— Given records —
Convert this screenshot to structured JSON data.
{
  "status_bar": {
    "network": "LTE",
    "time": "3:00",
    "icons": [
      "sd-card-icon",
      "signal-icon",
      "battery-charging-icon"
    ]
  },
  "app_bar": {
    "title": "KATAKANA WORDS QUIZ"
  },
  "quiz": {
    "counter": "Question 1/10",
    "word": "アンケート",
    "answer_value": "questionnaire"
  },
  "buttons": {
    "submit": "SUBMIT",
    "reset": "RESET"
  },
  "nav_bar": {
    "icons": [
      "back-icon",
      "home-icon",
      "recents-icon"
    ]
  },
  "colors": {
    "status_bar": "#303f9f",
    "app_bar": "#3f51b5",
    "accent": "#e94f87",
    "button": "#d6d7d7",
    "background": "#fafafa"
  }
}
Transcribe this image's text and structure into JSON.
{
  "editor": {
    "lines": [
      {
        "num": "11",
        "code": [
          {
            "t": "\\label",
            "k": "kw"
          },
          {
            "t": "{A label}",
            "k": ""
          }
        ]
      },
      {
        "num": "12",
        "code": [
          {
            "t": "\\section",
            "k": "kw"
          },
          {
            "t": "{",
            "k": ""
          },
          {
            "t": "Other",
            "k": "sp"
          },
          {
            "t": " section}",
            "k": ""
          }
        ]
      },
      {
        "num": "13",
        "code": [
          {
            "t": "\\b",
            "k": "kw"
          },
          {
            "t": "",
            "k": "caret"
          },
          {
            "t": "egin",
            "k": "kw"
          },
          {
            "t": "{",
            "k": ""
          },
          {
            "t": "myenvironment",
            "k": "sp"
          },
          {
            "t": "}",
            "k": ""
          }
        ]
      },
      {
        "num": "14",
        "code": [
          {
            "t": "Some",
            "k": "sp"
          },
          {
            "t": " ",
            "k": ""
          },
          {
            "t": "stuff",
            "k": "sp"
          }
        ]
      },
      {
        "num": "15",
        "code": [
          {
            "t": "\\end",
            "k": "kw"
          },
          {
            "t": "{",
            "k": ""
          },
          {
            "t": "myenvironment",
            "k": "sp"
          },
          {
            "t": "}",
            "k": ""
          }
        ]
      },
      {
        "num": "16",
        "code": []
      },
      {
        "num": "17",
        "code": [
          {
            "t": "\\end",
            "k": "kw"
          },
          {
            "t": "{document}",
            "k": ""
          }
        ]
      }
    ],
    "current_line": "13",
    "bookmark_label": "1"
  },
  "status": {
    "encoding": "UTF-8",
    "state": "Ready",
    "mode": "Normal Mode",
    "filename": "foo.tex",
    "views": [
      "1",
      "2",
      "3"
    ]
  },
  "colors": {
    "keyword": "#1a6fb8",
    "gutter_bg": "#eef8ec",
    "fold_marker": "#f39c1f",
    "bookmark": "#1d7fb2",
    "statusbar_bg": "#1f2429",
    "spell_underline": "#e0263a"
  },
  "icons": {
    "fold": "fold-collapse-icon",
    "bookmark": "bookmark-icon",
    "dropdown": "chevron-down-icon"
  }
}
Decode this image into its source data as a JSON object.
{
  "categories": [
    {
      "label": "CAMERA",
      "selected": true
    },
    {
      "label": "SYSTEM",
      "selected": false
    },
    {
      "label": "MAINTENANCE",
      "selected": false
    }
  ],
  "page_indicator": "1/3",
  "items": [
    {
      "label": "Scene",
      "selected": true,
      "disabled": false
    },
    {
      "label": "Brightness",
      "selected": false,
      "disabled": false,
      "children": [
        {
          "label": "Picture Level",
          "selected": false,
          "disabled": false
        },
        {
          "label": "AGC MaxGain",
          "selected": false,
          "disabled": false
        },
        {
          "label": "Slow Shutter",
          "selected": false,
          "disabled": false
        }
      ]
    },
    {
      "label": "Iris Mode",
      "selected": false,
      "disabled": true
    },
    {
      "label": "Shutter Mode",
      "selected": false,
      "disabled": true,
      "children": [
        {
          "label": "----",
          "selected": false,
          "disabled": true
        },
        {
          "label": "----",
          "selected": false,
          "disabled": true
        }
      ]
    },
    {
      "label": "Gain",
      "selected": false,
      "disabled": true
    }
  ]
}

— Task prompt —
List each line of the records that holds the string "image".

— Solution to the exercise —
Transcribe this image's text and structure into JSON.
Decode this image into its source data as a JSON object.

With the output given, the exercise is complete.